In the data below, locate each line with the word "start" and list it.

________

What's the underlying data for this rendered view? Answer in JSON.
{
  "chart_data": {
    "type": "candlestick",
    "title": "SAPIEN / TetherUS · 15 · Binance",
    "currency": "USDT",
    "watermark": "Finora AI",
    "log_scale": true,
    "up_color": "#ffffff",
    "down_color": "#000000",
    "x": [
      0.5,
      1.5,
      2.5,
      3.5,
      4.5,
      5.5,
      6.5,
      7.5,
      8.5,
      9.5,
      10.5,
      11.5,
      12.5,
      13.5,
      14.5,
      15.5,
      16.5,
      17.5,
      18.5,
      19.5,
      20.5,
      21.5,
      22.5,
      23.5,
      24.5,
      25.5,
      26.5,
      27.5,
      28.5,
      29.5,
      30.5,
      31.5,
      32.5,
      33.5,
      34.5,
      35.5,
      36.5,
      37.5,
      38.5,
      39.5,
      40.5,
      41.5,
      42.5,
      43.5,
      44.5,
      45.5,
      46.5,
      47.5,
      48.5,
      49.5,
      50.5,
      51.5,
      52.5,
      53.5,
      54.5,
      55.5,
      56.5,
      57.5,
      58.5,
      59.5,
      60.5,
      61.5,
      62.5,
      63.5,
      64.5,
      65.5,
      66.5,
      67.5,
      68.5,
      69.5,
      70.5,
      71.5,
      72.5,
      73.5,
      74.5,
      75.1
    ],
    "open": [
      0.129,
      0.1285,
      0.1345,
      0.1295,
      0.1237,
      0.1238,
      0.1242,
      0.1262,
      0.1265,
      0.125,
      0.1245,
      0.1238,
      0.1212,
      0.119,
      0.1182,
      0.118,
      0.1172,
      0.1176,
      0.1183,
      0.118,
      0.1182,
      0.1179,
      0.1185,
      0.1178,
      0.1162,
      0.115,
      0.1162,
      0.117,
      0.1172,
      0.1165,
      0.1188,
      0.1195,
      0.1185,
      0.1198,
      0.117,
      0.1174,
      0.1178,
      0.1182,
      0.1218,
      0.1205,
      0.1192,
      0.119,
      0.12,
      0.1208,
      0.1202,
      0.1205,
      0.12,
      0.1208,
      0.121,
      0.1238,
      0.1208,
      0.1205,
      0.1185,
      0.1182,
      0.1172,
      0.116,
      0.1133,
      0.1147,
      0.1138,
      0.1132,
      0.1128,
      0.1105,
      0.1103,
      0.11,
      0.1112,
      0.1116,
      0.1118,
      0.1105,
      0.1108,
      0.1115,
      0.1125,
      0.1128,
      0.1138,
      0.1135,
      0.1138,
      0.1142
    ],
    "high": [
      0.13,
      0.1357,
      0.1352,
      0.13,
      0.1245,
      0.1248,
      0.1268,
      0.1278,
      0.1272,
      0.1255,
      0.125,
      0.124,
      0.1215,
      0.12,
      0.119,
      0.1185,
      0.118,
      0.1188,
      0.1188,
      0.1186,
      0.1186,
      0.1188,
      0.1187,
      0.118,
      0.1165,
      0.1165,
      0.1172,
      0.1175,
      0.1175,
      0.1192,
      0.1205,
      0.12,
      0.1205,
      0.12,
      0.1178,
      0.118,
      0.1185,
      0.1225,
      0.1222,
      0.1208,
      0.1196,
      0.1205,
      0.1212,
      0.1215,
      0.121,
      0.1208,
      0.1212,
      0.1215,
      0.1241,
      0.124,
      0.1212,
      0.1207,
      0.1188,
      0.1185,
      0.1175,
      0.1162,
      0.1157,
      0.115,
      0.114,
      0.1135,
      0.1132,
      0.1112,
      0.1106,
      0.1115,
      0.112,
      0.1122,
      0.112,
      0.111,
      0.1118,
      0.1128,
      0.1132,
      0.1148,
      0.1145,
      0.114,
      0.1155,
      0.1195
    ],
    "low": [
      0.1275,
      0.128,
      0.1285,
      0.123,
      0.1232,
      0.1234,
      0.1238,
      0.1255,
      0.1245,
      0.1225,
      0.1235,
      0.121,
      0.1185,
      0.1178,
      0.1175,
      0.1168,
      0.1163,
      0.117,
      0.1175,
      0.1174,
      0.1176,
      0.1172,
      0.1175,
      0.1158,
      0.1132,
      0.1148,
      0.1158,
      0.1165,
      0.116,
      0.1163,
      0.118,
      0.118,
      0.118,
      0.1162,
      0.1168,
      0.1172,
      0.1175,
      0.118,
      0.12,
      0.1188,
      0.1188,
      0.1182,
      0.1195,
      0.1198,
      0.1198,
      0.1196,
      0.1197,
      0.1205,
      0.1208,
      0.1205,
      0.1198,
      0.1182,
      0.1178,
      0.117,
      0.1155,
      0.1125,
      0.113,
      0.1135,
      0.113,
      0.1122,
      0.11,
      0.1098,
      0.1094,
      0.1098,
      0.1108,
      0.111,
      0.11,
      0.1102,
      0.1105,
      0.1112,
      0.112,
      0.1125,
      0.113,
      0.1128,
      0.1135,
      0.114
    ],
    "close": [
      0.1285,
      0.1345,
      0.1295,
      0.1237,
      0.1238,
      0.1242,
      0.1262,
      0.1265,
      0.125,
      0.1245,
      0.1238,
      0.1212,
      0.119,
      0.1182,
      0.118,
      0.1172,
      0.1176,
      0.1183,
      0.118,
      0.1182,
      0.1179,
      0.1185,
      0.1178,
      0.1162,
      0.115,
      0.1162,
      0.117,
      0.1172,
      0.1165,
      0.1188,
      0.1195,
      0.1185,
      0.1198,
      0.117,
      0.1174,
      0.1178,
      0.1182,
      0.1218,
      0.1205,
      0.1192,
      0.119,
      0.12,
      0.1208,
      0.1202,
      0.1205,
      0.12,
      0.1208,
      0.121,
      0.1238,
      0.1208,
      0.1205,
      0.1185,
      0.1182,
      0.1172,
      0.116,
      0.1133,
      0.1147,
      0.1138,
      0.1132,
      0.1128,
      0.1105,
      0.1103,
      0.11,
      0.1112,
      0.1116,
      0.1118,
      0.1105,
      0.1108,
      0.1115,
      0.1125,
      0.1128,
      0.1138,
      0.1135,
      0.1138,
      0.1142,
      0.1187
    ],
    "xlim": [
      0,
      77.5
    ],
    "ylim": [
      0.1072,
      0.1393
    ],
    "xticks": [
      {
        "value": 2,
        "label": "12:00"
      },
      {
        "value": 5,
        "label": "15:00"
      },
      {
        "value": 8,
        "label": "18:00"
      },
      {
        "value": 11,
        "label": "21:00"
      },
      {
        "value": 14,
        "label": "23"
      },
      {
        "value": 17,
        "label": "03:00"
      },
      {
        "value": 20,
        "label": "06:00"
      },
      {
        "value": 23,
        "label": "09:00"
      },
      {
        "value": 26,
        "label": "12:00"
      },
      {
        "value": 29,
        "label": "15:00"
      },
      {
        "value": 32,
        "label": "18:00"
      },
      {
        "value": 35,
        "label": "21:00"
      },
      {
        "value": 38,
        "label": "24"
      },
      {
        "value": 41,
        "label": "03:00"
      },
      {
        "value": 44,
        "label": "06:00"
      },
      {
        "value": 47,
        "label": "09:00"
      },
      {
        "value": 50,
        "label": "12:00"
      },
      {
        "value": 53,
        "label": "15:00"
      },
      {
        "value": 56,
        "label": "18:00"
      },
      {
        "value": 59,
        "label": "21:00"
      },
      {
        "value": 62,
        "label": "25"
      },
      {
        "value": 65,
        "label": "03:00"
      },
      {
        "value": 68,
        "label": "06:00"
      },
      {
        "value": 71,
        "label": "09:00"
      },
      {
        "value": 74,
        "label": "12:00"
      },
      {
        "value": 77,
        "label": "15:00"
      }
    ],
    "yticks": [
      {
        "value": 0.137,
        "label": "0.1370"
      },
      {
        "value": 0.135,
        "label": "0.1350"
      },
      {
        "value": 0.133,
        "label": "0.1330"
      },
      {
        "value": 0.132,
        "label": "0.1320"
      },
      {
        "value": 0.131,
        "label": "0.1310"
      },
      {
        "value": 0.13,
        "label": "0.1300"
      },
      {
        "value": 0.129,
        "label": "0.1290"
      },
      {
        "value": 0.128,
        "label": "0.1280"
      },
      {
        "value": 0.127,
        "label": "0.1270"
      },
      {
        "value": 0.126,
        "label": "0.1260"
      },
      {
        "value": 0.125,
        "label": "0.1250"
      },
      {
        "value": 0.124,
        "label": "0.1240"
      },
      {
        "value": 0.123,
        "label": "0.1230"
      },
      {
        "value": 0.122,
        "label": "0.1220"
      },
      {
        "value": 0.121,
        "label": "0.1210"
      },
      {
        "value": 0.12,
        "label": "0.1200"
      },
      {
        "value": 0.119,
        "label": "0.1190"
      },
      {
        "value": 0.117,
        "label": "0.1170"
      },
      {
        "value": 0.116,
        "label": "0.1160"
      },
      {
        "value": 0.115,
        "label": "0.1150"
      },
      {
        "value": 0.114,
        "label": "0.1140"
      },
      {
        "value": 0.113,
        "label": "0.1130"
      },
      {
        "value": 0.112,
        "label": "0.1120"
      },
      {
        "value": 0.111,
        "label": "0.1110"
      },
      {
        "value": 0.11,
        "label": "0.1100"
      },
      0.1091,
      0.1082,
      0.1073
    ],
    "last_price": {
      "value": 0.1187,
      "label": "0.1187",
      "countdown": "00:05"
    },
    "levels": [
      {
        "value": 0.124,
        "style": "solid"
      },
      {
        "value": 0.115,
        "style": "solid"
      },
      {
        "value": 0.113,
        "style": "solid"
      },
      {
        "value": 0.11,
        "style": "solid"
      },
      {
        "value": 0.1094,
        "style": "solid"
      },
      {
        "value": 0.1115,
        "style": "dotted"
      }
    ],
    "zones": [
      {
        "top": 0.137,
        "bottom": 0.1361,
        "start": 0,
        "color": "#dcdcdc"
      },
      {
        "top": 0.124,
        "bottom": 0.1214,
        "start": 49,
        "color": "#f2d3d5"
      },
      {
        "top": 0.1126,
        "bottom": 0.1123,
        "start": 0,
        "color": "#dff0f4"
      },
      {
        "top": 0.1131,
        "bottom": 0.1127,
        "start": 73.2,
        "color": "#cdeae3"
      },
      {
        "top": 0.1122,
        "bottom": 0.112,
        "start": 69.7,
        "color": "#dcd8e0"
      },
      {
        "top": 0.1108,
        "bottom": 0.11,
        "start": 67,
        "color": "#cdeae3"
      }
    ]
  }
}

________

Answer to this exercise:
        "start": 0,
        "start": 49,
        "start": 0,
        "start": 73.2,
        "start": 69.7,
        "start": 67,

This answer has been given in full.